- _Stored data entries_
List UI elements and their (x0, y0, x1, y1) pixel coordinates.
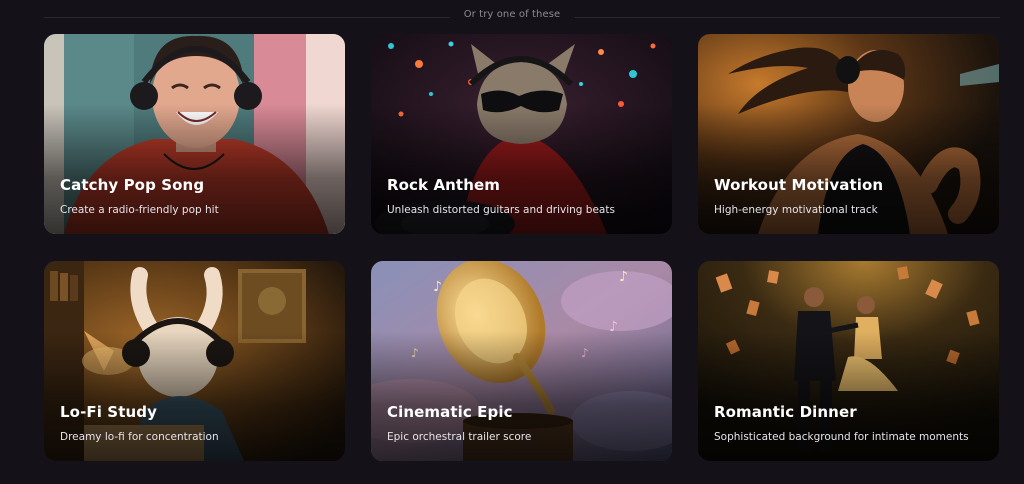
card-title: Workout Motivation (714, 176, 884, 194)
template-card-workout-motivation[interactable]: Workout Motivation High-energy motivatio… (698, 34, 999, 234)
template-card-lofi-study[interactable]: Lo-Fi Study Dreamy lo-fi for concentrati… (44, 261, 345, 461)
card-description: Dreamy lo-fi for concentration (60, 431, 219, 443)
template-card-cinematic-epic[interactable]: ♪ ♪ ♪ ♪ ♪ Cinematic Epic Epic orchestral… (371, 261, 672, 461)
card-title: Romantic Dinner (714, 403, 857, 421)
template-card-catchy-pop-song[interactable]: Catchy Pop Song Create a radio-friendly … (44, 34, 345, 234)
card-title: Rock Anthem (387, 176, 500, 194)
card-description: Sophisticated background for intimate mo… (714, 431, 969, 443)
card-description: Unleash distorted guitars and driving be… (387, 204, 615, 216)
card-description: Create a radio-friendly pop hit (60, 204, 219, 216)
card-title: Catchy Pop Song (60, 176, 205, 194)
card-title: Cinematic Epic (387, 403, 513, 421)
section-divider: Or try one of these (0, 6, 1024, 28)
card-description: Epic orchestral trailer score (387, 431, 532, 443)
templates-section: Or try one of these Catchy Pop Song Crea… (0, 0, 1024, 484)
card-title: Lo-Fi Study (60, 403, 157, 421)
template-card-romantic-dinner[interactable]: Romantic Dinner Sophisticated background… (698, 261, 999, 461)
card-description: High-energy motivational track (714, 204, 878, 216)
divider-label: Or try one of these (449, 9, 575, 20)
template-card-rock-anthem[interactable]: Rock Anthem Unleash distorted guitars an… (371, 34, 672, 234)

- _WHAT IS EXPECTED_
Gather every line in the items above that contains the string "Study".

- _ANSWER TO THE EXERCISE_
template-card-lofi-study[interactable]: Lo-Fi Study Dreamy lo-fi for concentrati… (44, 261, 345, 461)
card-title: Lo-Fi Study (60, 403, 157, 421)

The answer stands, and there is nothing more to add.